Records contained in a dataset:
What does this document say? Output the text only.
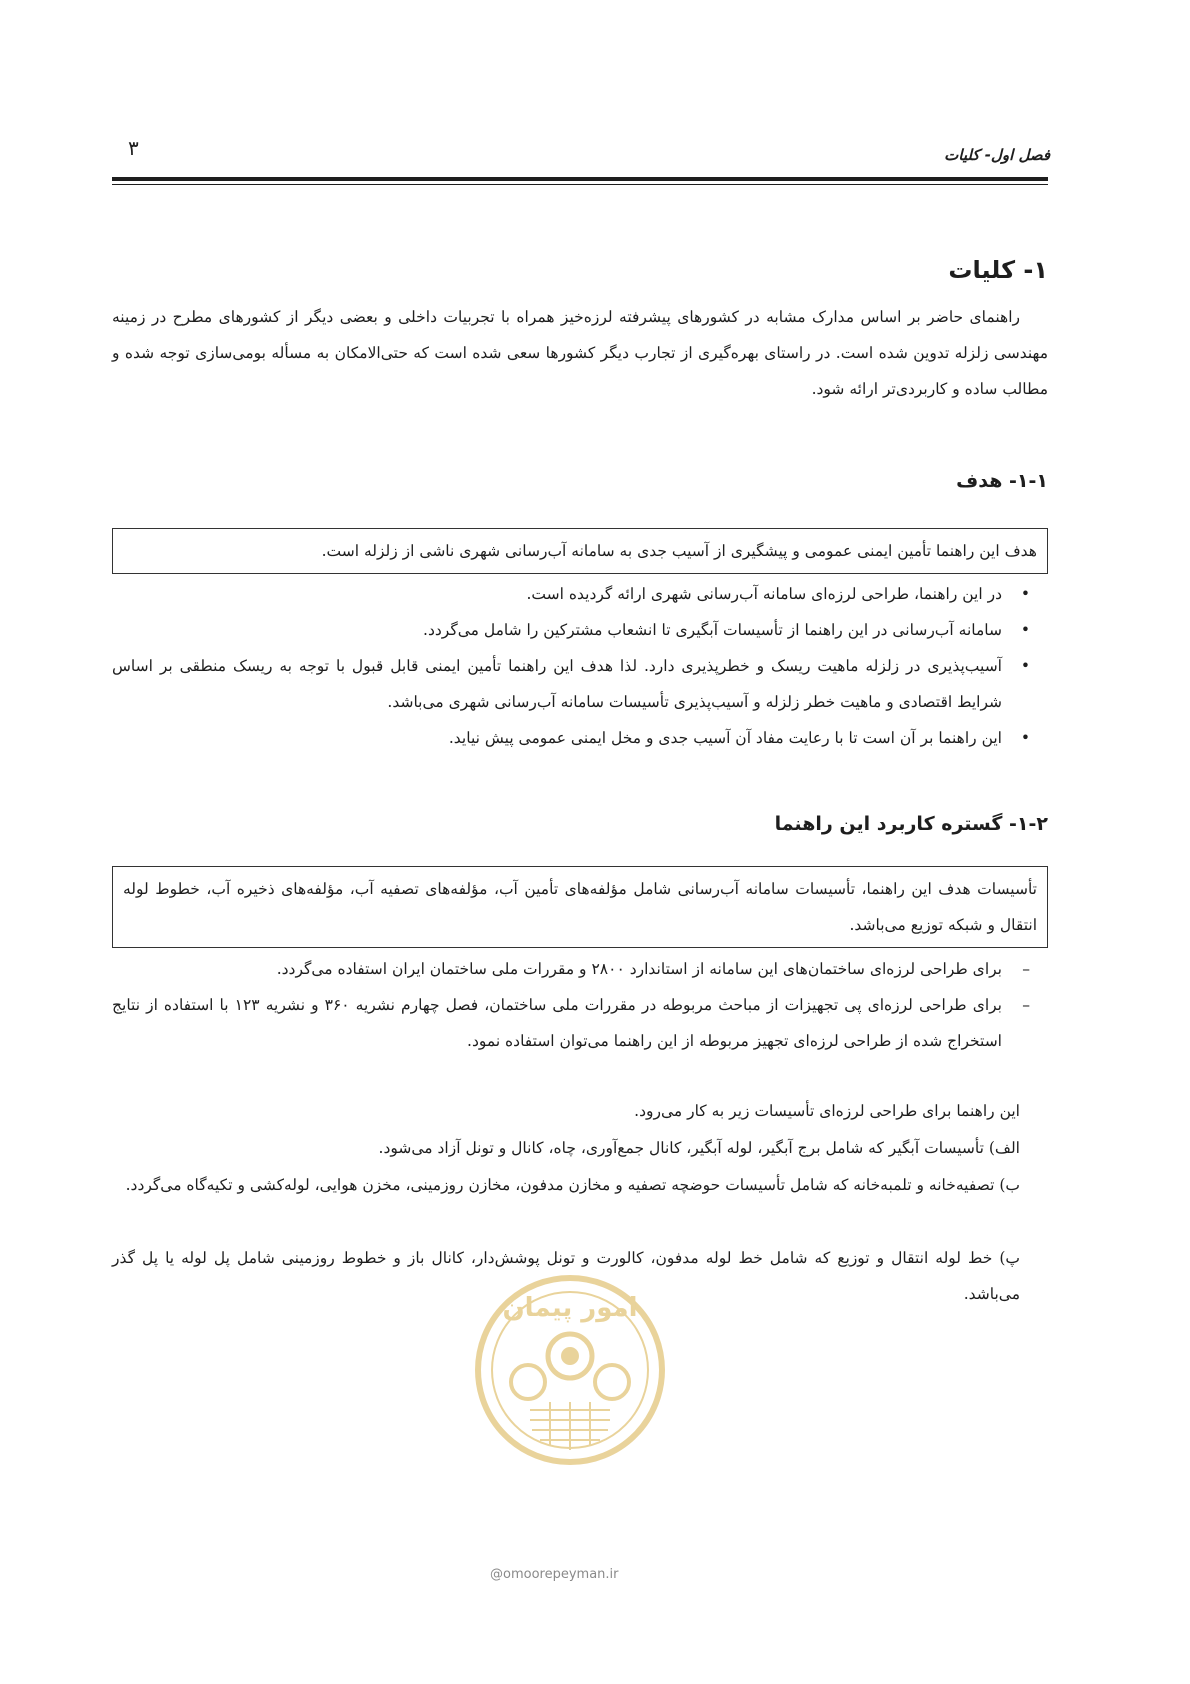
فصل اول- کلیات
۳
۱- کلیات

راهنمای حاضر بر اساس مدارک مشابه در کشورهای پیشرفته لرزه‌خیز همراه با تجربیات داخلی و بعضی دیگر از کشورهای مطرح در زمینه مهندسی زلزله تدوین شده است. در راستای بهره‌گیری از تجارب دیگر کشورها سعی شده است که حتی‌الامکان به مسأله بومی‌سازی توجه شده و مطالب ساده و کاربردی‌تر ارائه شود.

۱-۱- هدف
هدف این راهنما تأمین ایمنی عمومی و پیشگیری از آسیب جدی به سامانه آب‌رسانی شهری ناشی از زلزله است.
•
در این راهنما، طراحی لرزه‌ای سامانه آب‌رسانی شهری ارائه گردیده است.
•
سامانه آب‌رسانی در این راهنما از تأسیسات آبگیری تا انشعاب مشترکین را شامل می‌گردد.
•
آسیب‌پذیری در زلزله ماهیت ریسک و خطرپذیری دارد. لذا هدف این راهنما تأمین ایمنی قابل قبول با توجه به ریسک منطقی بر اساس شرایط اقتصادی و ماهیت خطر زلزله و آسیب‌پذیری تأسیسات سامانه آب‌رسانی شهری می‌باشد.
•
این راهنما بر آن است تا با رعایت مفاد آن آسیب جدی و مخل ایمنی عمومی پیش نیاید.
۱-۲- گستره کاربرد این راهنما
تأسیسات هدف این راهنما، تأسیسات سامانه آب‌رسانی شامل مؤلفه‌های تأمین آب، مؤلفه‌های تصفیه آب، مؤلفه‌های ذخیره آب، خطوط لوله انتقال و شبکه توزیع می‌باشد.
–
برای طراحی لرزه‌ای ساختمان‌های این سامانه از استاندارد ۲۸۰۰ و مقررات ملی ساختمان ایران استفاده می‌گردد.
–
برای طراحی لرزه‌ای پی تجهیزات از مباحث مربوطه در مقررات ملی ساختمان، فصل چهارم نشریه ۳۶۰ و نشریه ۱۲۳ با استفاده از نتایج استخراج شده از طراحی لرزه‌ای تجهیز مربوطه از این راهنما می‌توان استفاده نمود.

این راهنما برای طراحی لرزه‌ای تأسیسات زیر به کار می‌رود.

الف) تأسیسات آبگیر که شامل برج آبگیر، لوله آبگیر، کانال جمع‌آوری، چاه، کانال و تونل آزاد می‌شود.

ب) تصفیه‌خانه و تلمبه‌خانه که شامل تأسیسات حوضچه تصفیه و مخازن مدفون، مخازن روزمینی، مخزن هوایی، لوله‌کشی و تکیه‌گاه می‌گردد.

پ) خط لوله انتقال و توزیع که شامل خط لوله مدفون، کالورت و تونل پوشش‌دار، کانال باز و خطوط روزمینی شامل پل لوله یا پل گذر می‌باشد.

امور پیمان
@omoorepeyman.ir
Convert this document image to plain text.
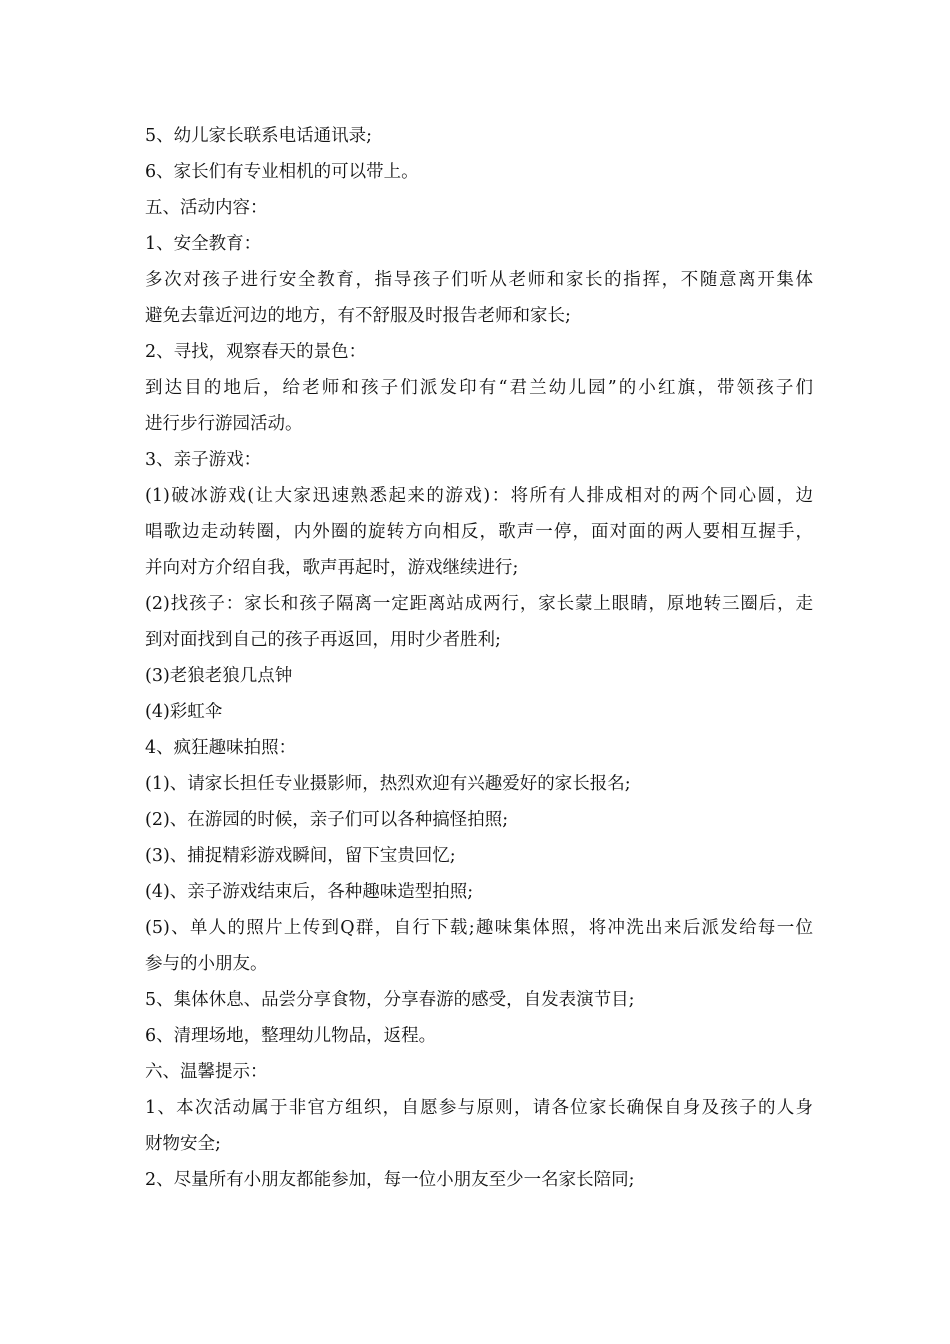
5、幼儿家长联系电话通讯录;
6、家长们有专业相机的可以带上。
五、活动内容：
1、安全教育：
多次对孩子进行安全教育，指导孩子们听从老师和家长的指挥，不随意离开集体
避免去靠近河边的地方，有不舒服及时报告老师和家长;
2、寻找，观察春天的景色：
到达目的地后，给老师和孩子们派发印有“君兰幼儿园”的小红旗，带领孩子们
进行步行游园活动。
3、亲子游戏：
(1)破冰游戏(让大家迅速熟悉起来的游戏)：将所有人排成相对的两个同心圆，边
唱歌边走动转圈，内外圈的旋转方向相反，歌声一停，面对面的两人要相互握手，
并向对方介绍自我，歌声再起时，游戏继续进行;
(2)找孩子：家长和孩子隔离一定距离站成两行，家长蒙上眼睛，原地转三圈后，走
到对面找到自己的孩子再返回，用时少者胜利;
(3)老狼老狼几点钟
(4)彩虹伞
4、疯狂趣味拍照：
(1)、请家长担任专业摄影师，热烈欢迎有兴趣爱好的家长报名;
(2)、在游园的时候，亲子们可以各种搞怪拍照;
(3)、捕捉精彩游戏瞬间，留下宝贵回忆;
(4)、亲子游戏结束后，各种趣味造型拍照;
(5)、单人的照片上传到Q群，自行下载;趣味集体照，将冲洗出来后派发给每一位
参与的小朋友。
5、集体休息、品尝分享食物，分享春游的感受，自发表演节目;
6、清理场地，整理幼儿物品，返程。
六、温馨提示：
1、本次活动属于非官方组织，自愿参与原则，请各位家长确保自身及孩子的人身
财物安全;
2、尽量所有小朋友都能参加，每一位小朋友至少一名家长陪同;
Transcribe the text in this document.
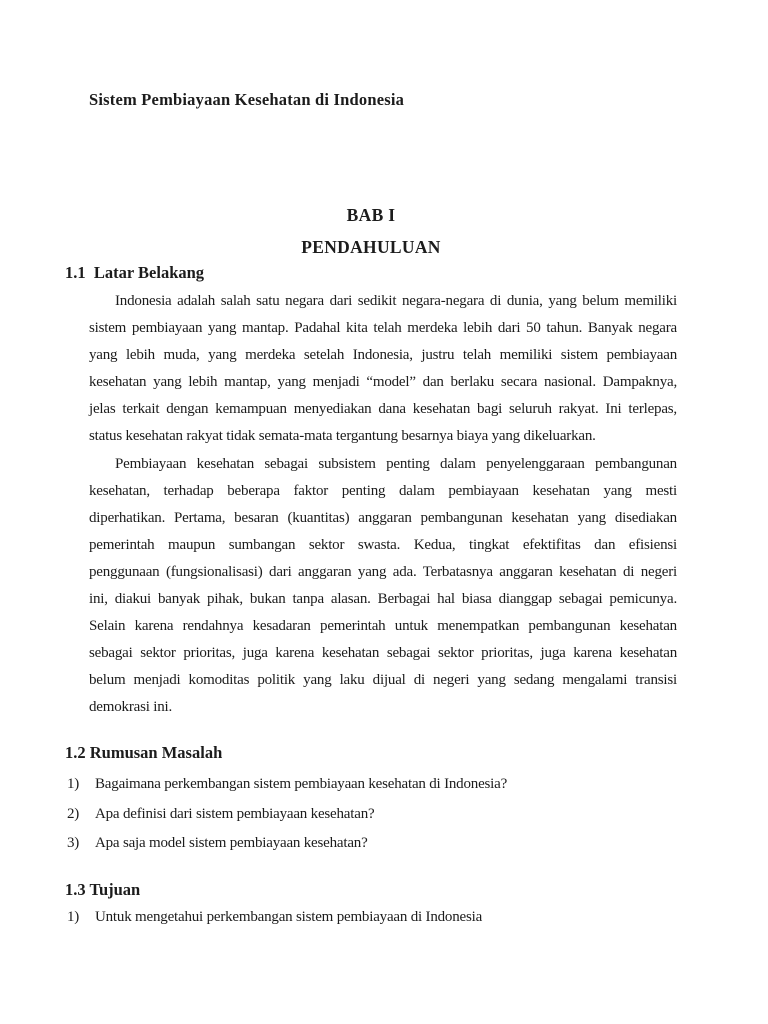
Sistem Pembiayaan Kesehatan di Indonesia
BAB I
PENDAHULUAN
1.1  Latar Belakang
Indonesia adalah salah satu negara dari sedikit negara-negara di dunia, yang belum memiliki
sistem pembiayaan yang mantap. Padahal kita telah merdeka lebih dari 50 tahun. Banyak negara
yang lebih muda, yang merdeka setelah Indonesia, justru telah memiliki sistem pembiayaan
kesehatan yang lebih mantap, yang menjadi “model” dan berlaku secara nasional. Dampaknya,
jelas terkait dengan kemampuan menyediakan dana kesehatan bagi seluruh rakyat. Ini terlepas,
status kesehatan rakyat tidak semata-mata tergantung besarnya biaya yang dikeluarkan.
Pembiayaan kesehatan sebagai subsistem penting dalam penyelenggaraan pembangunan
kesehatan, terhadap beberapa faktor penting dalam pembiayaan kesehatan yang mesti
diperhatikan. Pertama, besaran (kuantitas) anggaran pembangunan kesehatan yang disediakan
pemerintah maupun sumbangan sektor swasta. Kedua, tingkat efektifitas dan efisiensi
penggunaan (fungsionalisasi) dari anggaran yang ada. Terbatasnya anggaran kesehatan di negeri
ini, diakui banyak pihak, bukan tanpa alasan. Berbagai hal biasa dianggap sebagai pemicunya.
Selain karena rendahnya kesadaran pemerintah untuk menempatkan pembangunan kesehatan
sebagai sektor prioritas, juga karena kesehatan sebagai sektor prioritas, juga karena kesehatan
belum menjadi komoditas politik yang laku dijual di negeri yang sedang mengalami transisi
demokrasi ini.
1.2 Rumusan Masalah
1)	Bagaimana perkembangan sistem pembiayaan kesehatan di Indonesia?
2)	Apa definisi dari sistem pembiayaan kesehatan?
3)	Apa saja model sistem pembiayaan kesehatan?
1.3 Tujuan
1)	Untuk mengetahui perkembangan sistem pembiayaan di Indonesia
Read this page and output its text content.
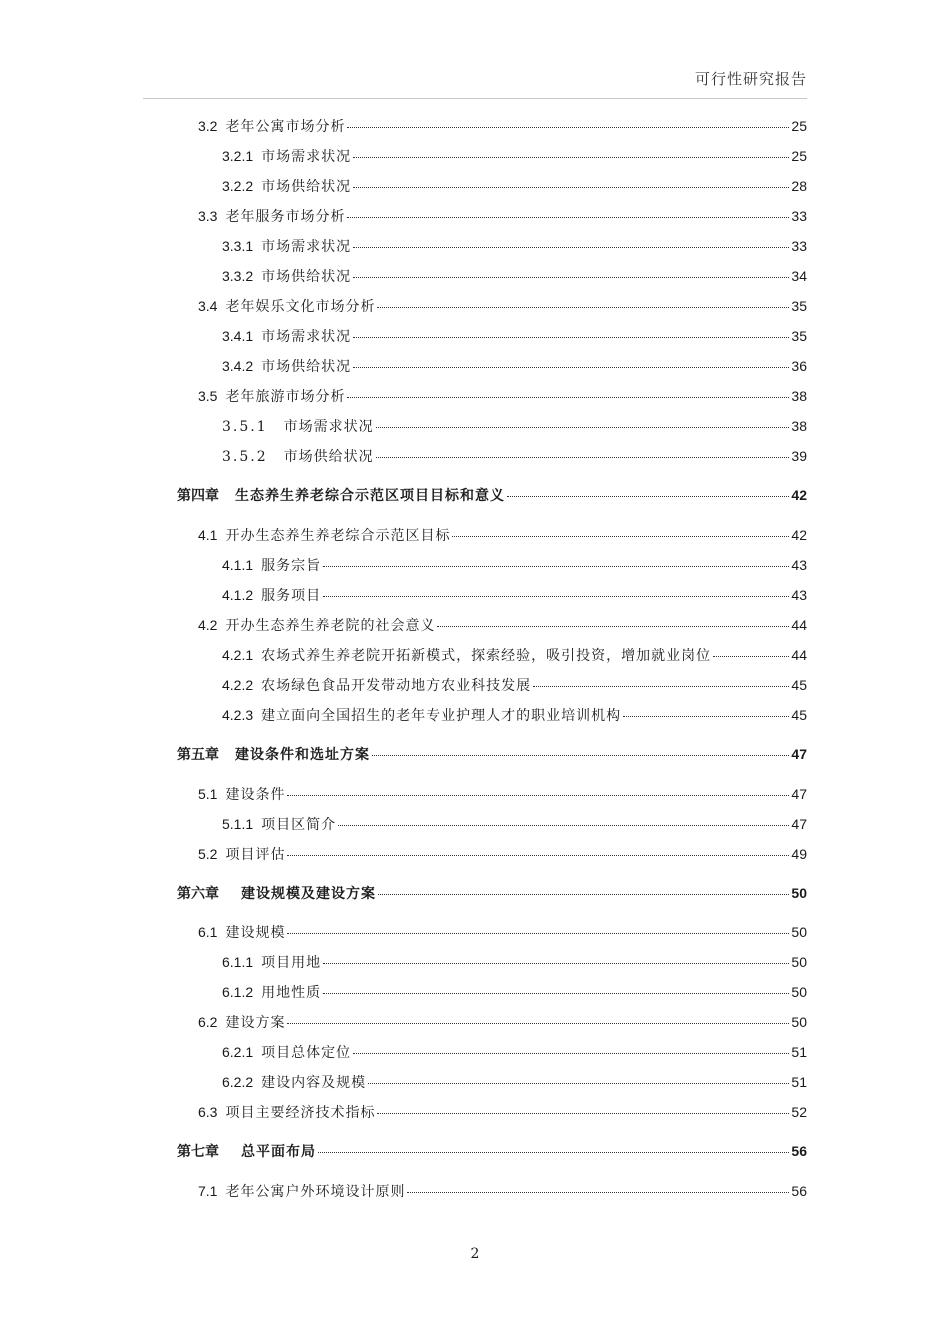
可行性研究报告
3.2 老年公寓市场分析	25
3.2.1 市场需求状况	25
3.2.2 市场供给状况	28
3.3 老年服务市场分析	33
3.3.1 市场需求状况	33
3.3.2 市场供给状况	34
3.4 老年娱乐文化市场分析	35
3.4.1 市场需求状况	35
3.4.2 市场供给状况	36
3.5 老年旅游市场分析	38
3.5.1 市场需求状况	38
3.5.2 市场供给状况	39
第四章 生态养生养老综合示范区项目目标和意义	42
4.1 开办生态养生养老综合示范区目标	42
4.1.1 服务宗旨	43
4.1.2 服务项目	43
4.2 开办生态养生养老院的社会意义	44
4.2.1 农场式养生养老院开拓新模式，探索经验，吸引投资，增加就业岗位	44
4.2.2 农场绿色食品开发带动地方农业科技发展	45
4.2.3 建立面向全国招生的老年专业护理人才的职业培训机构	45
第五章 建设条件和选址方案	47
5.1 建设条件	47
5.1.1 项目区简介	47
5.2 项目评估	49
第六章 建设规模及建设方案	50
6.1 建设规模	50
6.1.1 项目用地	50
6.1.2 用地性质	50
6.2 建设方案	50
6.2.1 项目总体定位	51
6.2.2 建设内容及规模	51
6.3 项目主要经济技术指标	52
第七章 总平面布局	56
7.1 老年公寓户外环境设计原则	56
2
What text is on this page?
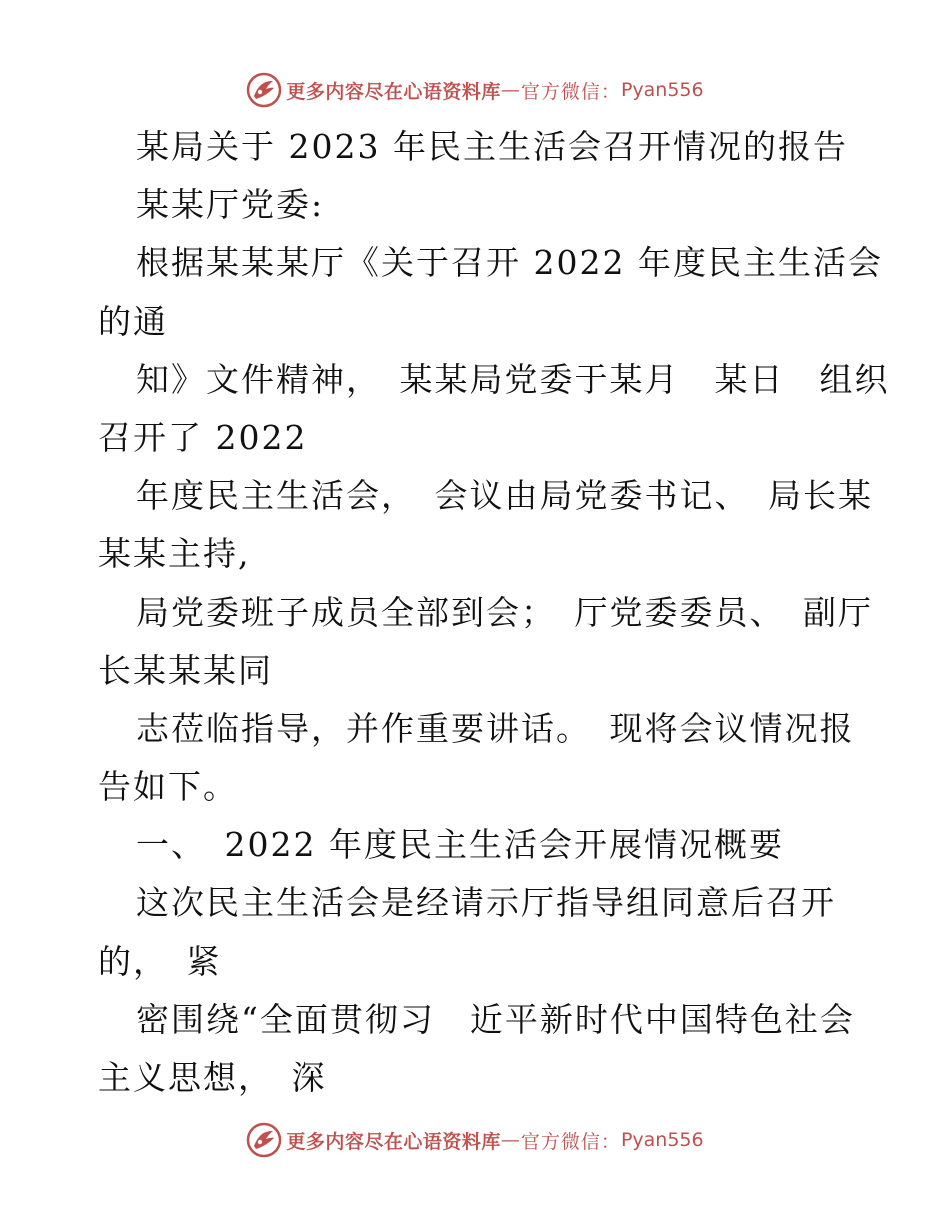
更多内容尽在心语资料库 — 官方微信： Pyan556
某局关于 2023 年民主生活会召开情况的报告
某某厅党委:
根据某某某厅《关于召开 2022 年度民主生活会
的通
知》文件精神，　某某局党委于某月　某日　组织
召开了 2022
年度民主生活会，　会议由局党委书记、　局长某
某某主持,
局党委班子成员全部到会；　厅党委委员、　副厅
长某某某同
志莅临指导，并作重要讲话。　现将会议情况报
告如下。
一、　2022 年度民主生活会开展情况概要
这次民主生活会是经请示厅指导组同意后召开
的，　紧
密围绕“全面贯彻习　近平新时代中国特色社会
主义思想，　深
更多内容尽在心语资料库 — 官方微信： Pyan556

Instructions for the task:
Read through the entries and copy each line in which "برای" appears.

Written response:
برای طراحی لرزه‌ای ساختمان‌های این سامانه از استاندارد ۲۸۰۰ و مقررات ملی ساختمان ایران استفاده می‌گردد.
برای طراحی لرزه‌ای پی تجهیزات از مباحث مربوطه در مقررات ملی ساختمان، فصل چهارم نشریه ۳۶۰ و نشریه ۱۲۳ با استفاده از نتایج استخراج شده از طراحی لرزه‌ای تجهیز مربوطه از این راهنما می‌توان استفاده نمود.
این راهنما برای طراحی لرزه‌ای تأسیسات زیر به کار می‌رود.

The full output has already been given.